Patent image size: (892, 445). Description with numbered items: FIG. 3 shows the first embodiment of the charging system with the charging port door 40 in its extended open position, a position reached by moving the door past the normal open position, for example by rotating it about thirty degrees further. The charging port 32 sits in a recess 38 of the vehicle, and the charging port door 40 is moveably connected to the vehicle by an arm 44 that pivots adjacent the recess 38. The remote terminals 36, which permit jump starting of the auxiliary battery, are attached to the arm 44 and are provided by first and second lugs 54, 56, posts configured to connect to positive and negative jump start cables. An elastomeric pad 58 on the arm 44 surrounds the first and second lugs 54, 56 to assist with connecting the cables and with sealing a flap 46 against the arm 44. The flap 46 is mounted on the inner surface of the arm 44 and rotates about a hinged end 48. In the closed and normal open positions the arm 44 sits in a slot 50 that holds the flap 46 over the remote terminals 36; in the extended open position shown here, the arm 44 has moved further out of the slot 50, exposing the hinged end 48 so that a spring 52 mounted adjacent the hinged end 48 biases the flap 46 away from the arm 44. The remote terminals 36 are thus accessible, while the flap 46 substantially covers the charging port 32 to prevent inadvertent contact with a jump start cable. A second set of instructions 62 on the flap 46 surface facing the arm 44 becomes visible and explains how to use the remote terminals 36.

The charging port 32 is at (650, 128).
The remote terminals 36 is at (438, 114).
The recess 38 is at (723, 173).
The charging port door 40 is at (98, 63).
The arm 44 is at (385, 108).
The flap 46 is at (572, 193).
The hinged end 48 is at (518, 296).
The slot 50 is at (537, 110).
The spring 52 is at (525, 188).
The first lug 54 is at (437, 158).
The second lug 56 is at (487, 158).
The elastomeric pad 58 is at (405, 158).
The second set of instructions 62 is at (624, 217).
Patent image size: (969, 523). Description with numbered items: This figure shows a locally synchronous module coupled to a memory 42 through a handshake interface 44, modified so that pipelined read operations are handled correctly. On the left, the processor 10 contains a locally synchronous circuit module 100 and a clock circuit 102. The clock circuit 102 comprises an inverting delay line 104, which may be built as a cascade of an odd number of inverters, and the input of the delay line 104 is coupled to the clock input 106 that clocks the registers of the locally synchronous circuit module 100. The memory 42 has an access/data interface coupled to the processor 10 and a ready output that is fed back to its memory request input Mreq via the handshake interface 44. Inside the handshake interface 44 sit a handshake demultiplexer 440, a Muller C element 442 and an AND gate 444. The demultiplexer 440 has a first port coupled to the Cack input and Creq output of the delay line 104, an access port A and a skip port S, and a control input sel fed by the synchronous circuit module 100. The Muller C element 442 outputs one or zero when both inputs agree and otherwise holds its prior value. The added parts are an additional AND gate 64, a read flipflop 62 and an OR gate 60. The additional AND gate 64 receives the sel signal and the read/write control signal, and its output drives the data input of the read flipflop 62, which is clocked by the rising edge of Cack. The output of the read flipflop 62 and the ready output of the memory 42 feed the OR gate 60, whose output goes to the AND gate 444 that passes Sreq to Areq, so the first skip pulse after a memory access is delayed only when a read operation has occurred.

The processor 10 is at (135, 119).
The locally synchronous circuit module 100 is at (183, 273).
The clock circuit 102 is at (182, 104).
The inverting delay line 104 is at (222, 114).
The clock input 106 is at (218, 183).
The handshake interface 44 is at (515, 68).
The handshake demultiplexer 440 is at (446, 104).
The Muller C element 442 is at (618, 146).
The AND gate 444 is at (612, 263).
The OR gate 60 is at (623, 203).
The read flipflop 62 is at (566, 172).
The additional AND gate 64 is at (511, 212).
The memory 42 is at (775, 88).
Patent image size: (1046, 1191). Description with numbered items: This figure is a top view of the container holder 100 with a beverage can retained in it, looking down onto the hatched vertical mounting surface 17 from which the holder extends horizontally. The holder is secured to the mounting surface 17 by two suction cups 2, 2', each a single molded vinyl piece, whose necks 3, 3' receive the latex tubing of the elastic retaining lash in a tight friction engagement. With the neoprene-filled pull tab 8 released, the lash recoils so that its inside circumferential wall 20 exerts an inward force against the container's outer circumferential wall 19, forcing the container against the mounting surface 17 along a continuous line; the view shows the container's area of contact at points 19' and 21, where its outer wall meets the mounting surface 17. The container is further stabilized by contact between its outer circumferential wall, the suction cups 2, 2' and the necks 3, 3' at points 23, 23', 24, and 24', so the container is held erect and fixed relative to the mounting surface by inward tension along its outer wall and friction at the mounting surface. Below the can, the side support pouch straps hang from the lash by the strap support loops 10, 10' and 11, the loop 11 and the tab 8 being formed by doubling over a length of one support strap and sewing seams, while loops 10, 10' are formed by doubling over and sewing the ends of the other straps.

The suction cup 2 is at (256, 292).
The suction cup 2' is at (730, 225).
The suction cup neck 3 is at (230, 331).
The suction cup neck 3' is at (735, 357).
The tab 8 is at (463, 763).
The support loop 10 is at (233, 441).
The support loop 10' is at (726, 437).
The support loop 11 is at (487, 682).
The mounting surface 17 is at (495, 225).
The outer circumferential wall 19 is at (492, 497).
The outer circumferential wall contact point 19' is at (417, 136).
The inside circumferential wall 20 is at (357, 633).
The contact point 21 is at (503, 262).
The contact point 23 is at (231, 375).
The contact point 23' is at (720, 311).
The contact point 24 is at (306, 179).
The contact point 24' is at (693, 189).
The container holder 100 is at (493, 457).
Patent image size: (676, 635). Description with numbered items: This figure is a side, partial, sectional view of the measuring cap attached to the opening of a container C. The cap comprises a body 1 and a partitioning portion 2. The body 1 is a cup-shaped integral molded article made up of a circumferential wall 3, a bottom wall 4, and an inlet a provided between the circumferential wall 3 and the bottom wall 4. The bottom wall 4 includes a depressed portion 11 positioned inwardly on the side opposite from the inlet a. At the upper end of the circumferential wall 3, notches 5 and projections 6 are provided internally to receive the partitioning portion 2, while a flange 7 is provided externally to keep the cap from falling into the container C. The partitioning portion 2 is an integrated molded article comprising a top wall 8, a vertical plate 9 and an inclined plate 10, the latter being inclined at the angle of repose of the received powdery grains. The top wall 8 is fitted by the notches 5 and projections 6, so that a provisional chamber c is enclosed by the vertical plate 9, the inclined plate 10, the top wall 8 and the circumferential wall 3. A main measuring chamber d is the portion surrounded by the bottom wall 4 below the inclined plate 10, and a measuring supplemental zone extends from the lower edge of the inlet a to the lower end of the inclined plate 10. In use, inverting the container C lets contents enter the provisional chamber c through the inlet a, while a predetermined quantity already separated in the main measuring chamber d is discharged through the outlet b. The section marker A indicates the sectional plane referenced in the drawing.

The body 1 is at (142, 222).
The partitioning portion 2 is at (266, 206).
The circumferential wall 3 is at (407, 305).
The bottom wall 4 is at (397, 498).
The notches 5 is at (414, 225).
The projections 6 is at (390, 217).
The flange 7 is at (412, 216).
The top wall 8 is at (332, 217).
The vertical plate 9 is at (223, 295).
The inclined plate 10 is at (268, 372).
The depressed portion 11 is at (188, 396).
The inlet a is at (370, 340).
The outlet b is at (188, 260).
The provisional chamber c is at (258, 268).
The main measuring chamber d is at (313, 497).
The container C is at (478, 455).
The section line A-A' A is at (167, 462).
┄┄┄┄┄┄┄┄┄┄
§ **What to work on**: Turn the listing above into a Markdown table with the columns Number and Text. Put each nonblank line in its own row, numbered in order.

§ **Output for this exercise**:
| Number | Text |
|---|---|
| 1 | Patent image size: (892, 445). Description with numbered items: FIG. 3 shows the first embodiment of the charging system with the charging port door 40 in its extended open position, a position reached by moving the door past the normal open position, for example by rotating it about thirty degrees further. The charging port 32 sits in a recess 38 of the vehicle, and the charging port door 40 is moveably connected to the vehicle by an arm 44 that pivots adjacent the recess 38. The remote terminals 36, which permit jump starting of the auxiliary battery, are attached to the arm 44 and are provided by first and second lugs 54, 56, posts configured to connect to positive and negative jump start cables. An elastomeric pad 58 on the arm 44 surrounds the first and second lugs 54, 56 to assist with connecting the cables and with sealing a flap 46 against the arm 44. The flap 46 is mounted on the inner surface of the arm 44 and rotates about a hinged end 48. In the closed and normal open positions the arm 44 sits in a slot 50 that holds the flap 46 over the remote terminals 36; in the extended open position shown here, the arm 44 has moved further out of the slot 50, exposing the hinged end 48 so that a spring 52 mounted adjacent the hinged end 48 biases the flap 46 away from the arm 44. The remote terminals 36 are thus accessible, while the flap 46 substantially covers the charging port 32 to prevent inadvertent contact with a jump start cable. A second set of instructions 62 on the flap 46 surface facing the arm 44 becomes visible and explains how to use the remote terminals 36. |
| 2 | The charging port 32 is at (650, 128). |
| 3 | The remote terminals 36 is at (438, 114). |
| 4 | The recess 38 is at (723, 173). |
| 5 | The charging port door 40 is at (98, 63). |
| 6 | The arm 44 is at (385, 108). |
| 7 | The flap 46 is at (572, 193). |
| 8 | The hinged end 48 is at (518, 296). |
| 9 | The slot 50 is at (537, 110). |
| 10 | The spring 52 is at (525, 188). |
| 11 | The first lug 54 is at (437, 158). |
| 12 | The second lug 56 is at (487, 158). |
| 13 | The elastomeric pad 58 is at (405, 158). |
| 14 | The second set of instructions 62 is at (624, 217). |
| 15 | Patent image size: (969, 523). Description with numbered items: This figure shows a locally synchronous module coupled to a memory 42 through a handshake interface 44, modified so that pipelined read operations are handled correctly. On the left, the processor 10 contains a locally synchronous circuit module 100 and a clock circuit 102. The clock circuit 102 comprises an inverting delay line 104, which may be built as a cascade of an odd number of inverters, and the input of the delay line 104 is coupled to the clock input 106 that clocks the registers of the locally synchronous circuit module 100. The memory 42 has an access/data interface coupled to the processor 10 and a ready output that is fed back to its memory request input Mreq via the handshake interface 44. Inside the handshake interface 44 sit a handshake demultiplexer 440, a Muller C element 442 and an AND gate 444. The demultiplexer 440 has a first port coupled to the Cack input and Creq output of the delay line 104, an access port A and a skip port S, and a control input sel fed by the synchronous circuit module 100. The Muller C element 442 outputs one or zero when both inputs agree and otherwise holds its prior value. The added parts are an additional AND gate 64, a read flipflop 62 and an OR gate 60. The additional AND gate 64 receives the sel signal and the read/write control signal, and its output drives the data input of the read flipflop 62, which is clocked by the rising edge of Cack. The output of the read flipflop 62 and the ready output of the memory 42 feed the OR gate 60, whose output goes to the AND gate 444 that passes Sreq to Areq, so the first skip pulse after a memory access is delayed only when a read operation has occurred. |
| 16 | The processor 10 is at (135, 119). |
| 17 | The locally synchronous circuit module 100 is at (183, 273). |
| 18 | The clock circuit 102 is at (182, 104). |
| 19 | The inverting delay line 104 is at (222, 114). |
| 20 | The clock input 106 is at (218, 183). |
| 21 | The handshake interface 44 is at (515, 68). |
| 22 | The handshake demultiplexer 440 is at (446, 104). |
| 23 | The Muller C element 442 is at (618, 146). |
| 24 | The AND gate 444 is at (612, 263). |
| 25 | The OR gate 60 is at (623, 203). |
| 26 | The read flipflop 62 is at (566, 172). |
| 27 | The additional AND gate 64 is at (511, 212). |
| 28 | The memory 42 is at (775, 88). |
| 29 | Patent image size: (1046, 1191). Description with numbered items: This figure is a top view of the container holder 100 with a beverage can retained in it, looking down onto the hatched vertical mounting surface 17 from which the holder extends horizontally. The holder is secured to the mounting surface 17 by two suction cups 2, 2', each a single molded vinyl piece, whose necks 3, 3' receive the latex tubing of the elastic retaining lash in a tight friction engagement. With the neoprene-filled pull tab 8 released, the lash recoils so that its inside circumferential wall 20 exerts an inward force against the container's outer circumferential wall 19, forcing the container against the mounting surface 17 along a continuous line; the view shows the container's area of contact at points 19' and 21, where its outer wall meets the mounting surface 17. The container is further stabilized by contact between its outer circumferential wall, the suction cups 2, 2' and the necks 3, 3' at points 23, 23', 24, and 24', so the container is held erect and fixed relative to the mounting surface by inward tension along its outer wall and friction at the mounting surface. Below the can, the side support pouch straps hang from the lash by the strap support loops 10, 10' and 11, the loop 11 and the tab 8 being formed by doubling over a length of one support strap and sewing seams, while loops 10, 10' are formed by doubling over and sewing the ends of the other straps. |
| 30 | The suction cup 2 is at (256, 292). |
| 31 | The suction cup 2' is at (730, 225). |
| 32 | The suction cup neck 3 is at (230, 331). |
| 33 | The suction cup neck 3' is at (735, 357). |
| 34 | The tab 8 is at (463, 763). |
| 35 | The support loop 10 is at (233, 441). |
| 36 | The support loop 10' is at (726, 437). |
| 37 | The support loop 11 is at (487, 682). |
| 38 | The mounting surface 17 is at (495, 225). |
| 39 | The outer circumferential wall 19 is at (492, 497). |
| 40 | The outer circumferential wall contact point 19' is at (417, 136). |
| 41 | The inside circumferential wall 20 is at (357, 633). |
| 42 | The contact point 21 is at (503, 262). |
| 43 | The contact point 23 is at (231, 375). |
| 44 | The contact point 23' is at (720, 311). |
| 45 | The contact point 24 is at (306, 179). |
| 46 | The contact point 24' is at (693, 189). |
| 47 | The container holder 100 is at (493, 457). |
| 48 | Patent image size: (676, 635). Description with numbered items: This figure is a side, partial, sectional view of the measuring cap attached to the opening of a container C. The cap comprises a body 1 and a partitioning portion 2. The body 1 is a cup-shaped integral molded article made up of a circumferential wall 3, a bottom wall 4, and an inlet a provided between the circumferential wall 3 and the bottom wall 4. The bottom wall 4 includes a depressed portion 11 positioned inwardly on the side opposite from the inlet a. At the upper end of the circumferential wall 3, notches 5 and projections 6 are provided internally to receive the partitioning portion 2, while a flange 7 is provided externally to keep the cap from falling into the container C. The partitioning portion 2 is an integrated molded article comprising a top wall 8, a vertical plate 9 and an inclined plate 10, the latter being inclined at the angle of repose of the received powdery grains. The top wall 8 is fitted by the notches 5 and projections 6, so that a provisional chamber c is enclosed by the vertical plate 9, the inclined plate 10, the top wall 8 and the circumferential wall 3. A main measuring chamber d is the portion surrounded by the bottom wall 4 below the inclined plate 10, and a measuring supplemental zone extends from the lower edge of the inlet a to the lower end of the inclined plate 10. In use, inverting the container C lets contents enter the provisional chamber c through the inlet a, while a predetermined quantity already separated in the main measuring chamber d is discharged through the outlet b. The section marker A indicates the sectional plane referenced in the drawing. |
| 49 | The body 1 is at (142, 222). |
| 50 | The partitioning portion 2 is at (266, 206). |
| 51 | The circumferential wall 3 is at (407, 305). |
| 52 | The bottom wall 4 is at (397, 498). |
| 53 | The notches 5 is at (414, 225). |
| 54 | The projections 6 is at (390, 217). |
| 55 | The flange 7 is at (412, 216). |
| 56 | The top wall 8 is at (332, 217). |
| 57 | The vertical plate 9 is at (223, 295). |
| 58 | The inclined plate 10 is at (268, 372). |
| 59 | The depressed portion 11 is at (188, 396). |
| 60 | The inlet a is at (370, 340). |
| 61 | The outlet b is at (188, 260). |
| 62 | The provisional chamber c is at (258, 268). |
| 63 | The main measuring chamber d is at (313, 497). |
| 64 | The container C is at (478, 455). |
| 65 | The section line A-A' A is at (167, 462). |